** begin RECORDS SUPPLIED **

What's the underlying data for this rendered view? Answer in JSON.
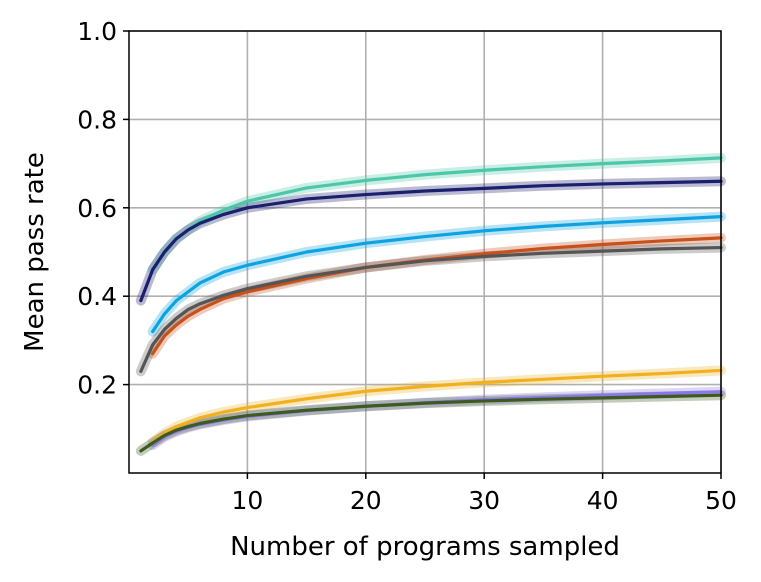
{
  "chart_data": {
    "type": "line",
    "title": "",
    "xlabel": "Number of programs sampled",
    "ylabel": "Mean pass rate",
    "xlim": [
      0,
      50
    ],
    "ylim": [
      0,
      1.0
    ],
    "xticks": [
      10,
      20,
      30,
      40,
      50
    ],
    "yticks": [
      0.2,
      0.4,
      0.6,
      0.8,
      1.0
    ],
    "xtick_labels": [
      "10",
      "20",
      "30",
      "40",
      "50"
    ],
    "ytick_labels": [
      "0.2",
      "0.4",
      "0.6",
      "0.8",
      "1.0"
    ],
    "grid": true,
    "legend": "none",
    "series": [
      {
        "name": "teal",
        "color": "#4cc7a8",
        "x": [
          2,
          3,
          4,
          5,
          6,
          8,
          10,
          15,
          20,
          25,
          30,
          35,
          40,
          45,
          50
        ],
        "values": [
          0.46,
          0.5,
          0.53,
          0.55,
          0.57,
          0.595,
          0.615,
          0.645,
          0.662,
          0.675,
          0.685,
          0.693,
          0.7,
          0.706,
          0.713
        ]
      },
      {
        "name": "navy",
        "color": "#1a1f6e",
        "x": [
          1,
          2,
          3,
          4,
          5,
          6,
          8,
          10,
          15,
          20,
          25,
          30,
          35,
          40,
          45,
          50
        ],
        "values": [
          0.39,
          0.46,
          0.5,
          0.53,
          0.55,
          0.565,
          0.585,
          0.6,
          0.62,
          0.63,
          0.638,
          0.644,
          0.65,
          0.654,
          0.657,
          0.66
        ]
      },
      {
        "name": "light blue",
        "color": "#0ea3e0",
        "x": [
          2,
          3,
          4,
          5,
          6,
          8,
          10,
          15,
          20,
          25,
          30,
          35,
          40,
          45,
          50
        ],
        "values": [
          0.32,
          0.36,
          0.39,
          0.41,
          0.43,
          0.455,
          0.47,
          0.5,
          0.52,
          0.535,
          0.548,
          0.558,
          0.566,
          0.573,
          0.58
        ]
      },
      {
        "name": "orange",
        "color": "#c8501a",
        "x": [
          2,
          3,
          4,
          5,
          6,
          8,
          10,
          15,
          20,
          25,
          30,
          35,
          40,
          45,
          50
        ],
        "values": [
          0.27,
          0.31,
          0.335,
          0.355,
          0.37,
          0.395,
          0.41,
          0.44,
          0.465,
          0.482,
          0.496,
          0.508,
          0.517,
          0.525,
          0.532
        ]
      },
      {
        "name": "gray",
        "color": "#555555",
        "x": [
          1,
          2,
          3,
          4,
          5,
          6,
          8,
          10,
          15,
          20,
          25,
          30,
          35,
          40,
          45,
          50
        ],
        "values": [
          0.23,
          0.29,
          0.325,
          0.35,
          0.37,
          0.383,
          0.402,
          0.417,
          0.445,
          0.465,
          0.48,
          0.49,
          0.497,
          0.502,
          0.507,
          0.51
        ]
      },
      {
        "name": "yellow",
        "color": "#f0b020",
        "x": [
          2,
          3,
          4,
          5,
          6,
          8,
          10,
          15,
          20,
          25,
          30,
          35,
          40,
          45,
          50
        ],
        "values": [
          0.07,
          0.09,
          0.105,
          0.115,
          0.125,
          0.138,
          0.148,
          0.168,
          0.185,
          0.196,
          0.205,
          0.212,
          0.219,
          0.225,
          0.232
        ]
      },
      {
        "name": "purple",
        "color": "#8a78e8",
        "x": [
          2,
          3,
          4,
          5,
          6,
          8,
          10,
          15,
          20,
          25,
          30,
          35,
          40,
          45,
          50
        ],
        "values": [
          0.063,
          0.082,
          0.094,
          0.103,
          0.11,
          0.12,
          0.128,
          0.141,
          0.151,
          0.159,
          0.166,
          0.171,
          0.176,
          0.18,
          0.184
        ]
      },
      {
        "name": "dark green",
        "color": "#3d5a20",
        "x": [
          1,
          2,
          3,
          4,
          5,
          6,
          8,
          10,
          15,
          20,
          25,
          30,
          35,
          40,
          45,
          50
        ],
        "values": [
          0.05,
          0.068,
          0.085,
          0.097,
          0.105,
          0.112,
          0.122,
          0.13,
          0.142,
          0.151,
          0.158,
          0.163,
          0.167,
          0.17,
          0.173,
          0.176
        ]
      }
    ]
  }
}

** end RECORDS SUPPLIED **

TASK BRIEF ▸
Find the lines with the string "name" and reproduce them.

RESPONSE TO THE TASK ▸
        "name": "teal",
        "name": "navy",
        "name": "light blue",
        "name": "orange",
        "name": "gray",
        "name": "yellow",
        "name": "purple",
        "name": "dark green",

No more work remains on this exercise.